## BEGIN QUOTED PASSAGE
Democrats, Republicans and Millennials agree: 2017 is shaping up to be a spectacle — a spectacle that really kicks into high gear this Friday with the presidential inauguration. Not only will the new POTUS swear in, but all the Country’s highest offices will be filled. It’s a daunting prospect, and to feel a little anxious about it is only normal. But if your anxiety is snowballing into panic, we have a solution:
Bill Murray.

He’s the human embodiment of a mental “Happy Place”, and there’s really no problem he can’t solve. So, with that in mind, how about we all set aside reality for a moment and let Bill take the pain away by imagining a top-shelf White House cabinet filled exclusively by his signature characters. Here are a few hypothetical appointments for your consideration…

Secretary of Defense:
Bill Murray from Stripes

His incompetence is balanced by charm, and dumb luck is inexplicably on his side. America could do worse.
## END QUOTED PASSAGE
SHORT TASK 1:
Translate this sentence from the Bill Murray cabinet piece into Spanish: "His incompetence is balanced by charm, and dumb luck is inexplicably on his side."
SHORT TASK 2:
Pick up the Bill Murray cabinet piece after its last sentence and carry it on in the same style.
## BEGIN DATA EXTRACT
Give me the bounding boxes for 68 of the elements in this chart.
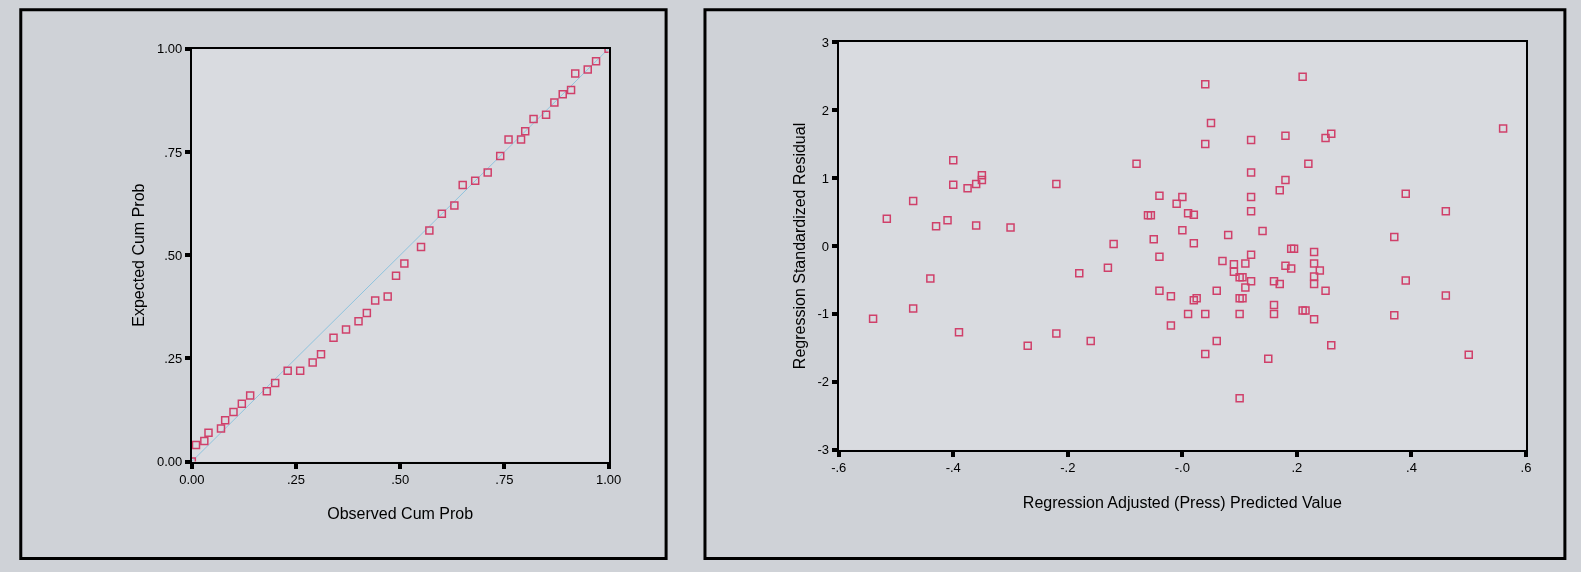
## END DATA EXTRACT
EXPECTED ANSWER 1:
Su incompetencia se compensa con su encanto, y la pura suerte está inexplicablemente de su lado.

EXPECTED ANSWER 2:
Secretary of State:
Bill Murray from Lost In Translation

A seasoned globetrotter steeped in regional traditions who has the respect of the whole wide world. And he kills Costello in karaoke, which is very important.

Press Secretary:
Bill Murray from Ghostbusters

“Cats and dogs, living together. Mass hysteria.” Dude knows how to brief a room.

Secretary of Health and Human Services:
Bill Murray from What About Bob.

A doctor-approved people person who knows that progress is measured in baby steps.

Secretary of Energy:
Bill Murray from Groundhog Day

Let’s be honest, this world is going to need a lot of do-overs.

Feeling better? Hold on to that bliss. And enjoy a healthy alternative to the inauguration brouhaha with multiple Murrays all Friday long in an IFC movie marathon including Kingpin, Zombieland, Ghostbusters, and Ghostbusters II.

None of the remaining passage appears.